■ Record excerpts:
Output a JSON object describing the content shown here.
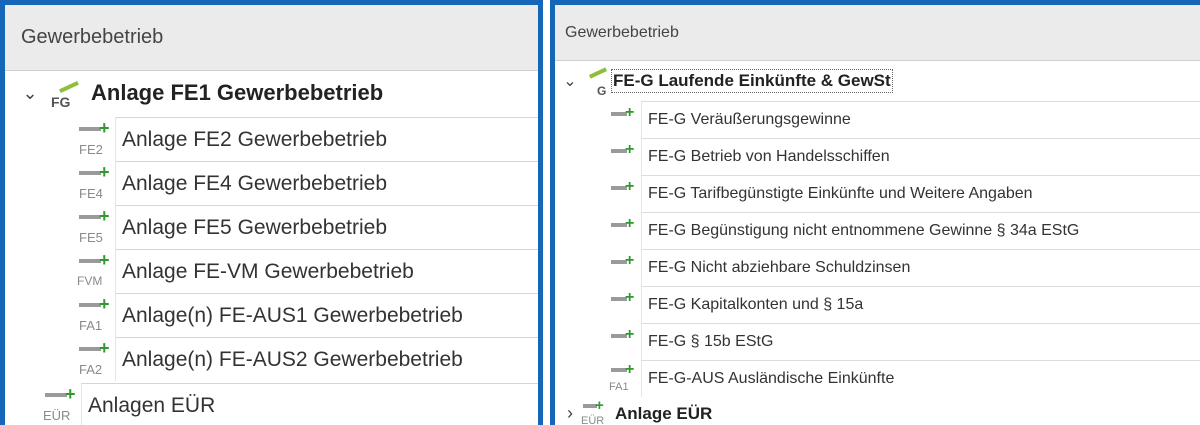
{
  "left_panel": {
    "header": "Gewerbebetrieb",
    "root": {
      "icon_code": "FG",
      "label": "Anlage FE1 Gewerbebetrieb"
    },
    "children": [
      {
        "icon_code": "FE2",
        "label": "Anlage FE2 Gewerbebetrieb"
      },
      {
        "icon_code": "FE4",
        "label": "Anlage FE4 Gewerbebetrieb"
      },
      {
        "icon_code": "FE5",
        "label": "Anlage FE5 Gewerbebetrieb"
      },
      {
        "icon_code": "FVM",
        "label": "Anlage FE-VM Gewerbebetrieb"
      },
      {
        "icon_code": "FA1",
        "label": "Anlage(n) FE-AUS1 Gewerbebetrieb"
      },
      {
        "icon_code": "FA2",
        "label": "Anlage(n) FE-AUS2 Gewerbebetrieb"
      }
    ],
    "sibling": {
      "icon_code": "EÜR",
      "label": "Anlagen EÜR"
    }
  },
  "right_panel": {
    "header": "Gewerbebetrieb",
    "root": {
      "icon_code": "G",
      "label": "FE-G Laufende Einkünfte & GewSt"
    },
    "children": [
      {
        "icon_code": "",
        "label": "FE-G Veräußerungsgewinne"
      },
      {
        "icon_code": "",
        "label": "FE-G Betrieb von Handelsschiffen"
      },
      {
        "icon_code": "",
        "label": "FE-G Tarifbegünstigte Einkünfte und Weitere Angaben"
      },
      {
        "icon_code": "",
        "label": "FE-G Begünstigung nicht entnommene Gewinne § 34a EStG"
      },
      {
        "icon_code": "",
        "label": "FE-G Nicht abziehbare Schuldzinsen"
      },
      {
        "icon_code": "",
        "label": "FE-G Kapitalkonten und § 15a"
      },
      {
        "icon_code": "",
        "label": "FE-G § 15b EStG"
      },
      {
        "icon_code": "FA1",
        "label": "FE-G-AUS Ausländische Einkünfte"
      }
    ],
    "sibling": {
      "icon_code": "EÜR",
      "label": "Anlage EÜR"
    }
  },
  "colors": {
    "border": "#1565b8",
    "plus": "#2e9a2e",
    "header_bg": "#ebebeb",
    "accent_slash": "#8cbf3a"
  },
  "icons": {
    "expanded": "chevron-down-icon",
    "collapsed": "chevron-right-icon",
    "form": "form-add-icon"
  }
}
==
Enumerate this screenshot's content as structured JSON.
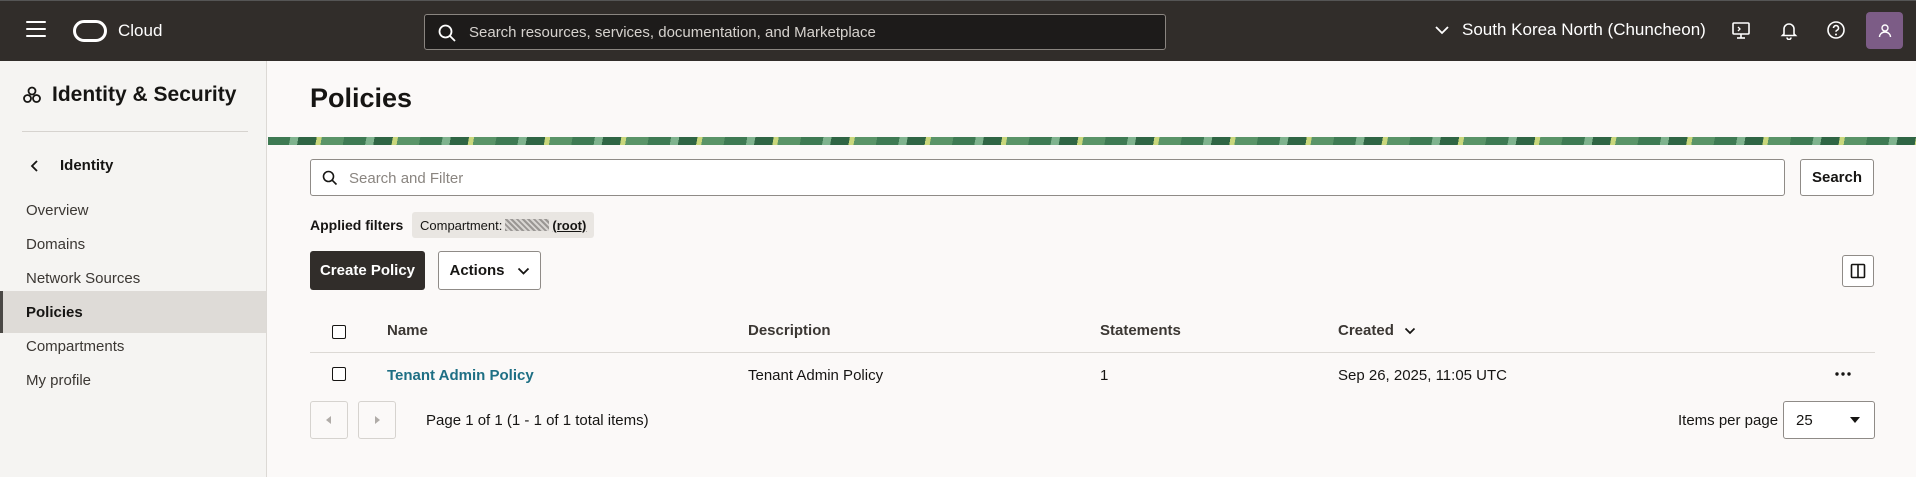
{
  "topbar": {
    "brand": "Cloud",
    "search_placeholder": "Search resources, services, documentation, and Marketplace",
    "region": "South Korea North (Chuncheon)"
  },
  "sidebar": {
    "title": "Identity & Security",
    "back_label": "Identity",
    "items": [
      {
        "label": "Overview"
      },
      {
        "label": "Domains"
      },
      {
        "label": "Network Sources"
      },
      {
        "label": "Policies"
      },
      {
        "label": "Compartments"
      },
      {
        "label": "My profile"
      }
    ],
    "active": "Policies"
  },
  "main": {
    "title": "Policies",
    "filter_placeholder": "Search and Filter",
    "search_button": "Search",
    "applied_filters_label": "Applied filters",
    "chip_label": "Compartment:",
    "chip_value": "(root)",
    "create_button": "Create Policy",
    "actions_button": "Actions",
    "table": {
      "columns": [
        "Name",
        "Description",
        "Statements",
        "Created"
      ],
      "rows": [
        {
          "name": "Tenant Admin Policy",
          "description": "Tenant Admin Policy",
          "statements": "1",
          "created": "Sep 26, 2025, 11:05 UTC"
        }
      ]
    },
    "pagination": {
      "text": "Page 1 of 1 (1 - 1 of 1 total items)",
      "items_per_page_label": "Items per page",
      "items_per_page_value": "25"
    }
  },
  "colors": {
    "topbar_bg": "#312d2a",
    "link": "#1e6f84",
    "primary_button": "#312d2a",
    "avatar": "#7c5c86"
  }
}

■ Your task:
Out of the material above, gather each line where "chevron" appears.

■ Solution to this task:
    "expanded": "chevron-down-icon",
    "collapsed": "chevron-right-icon",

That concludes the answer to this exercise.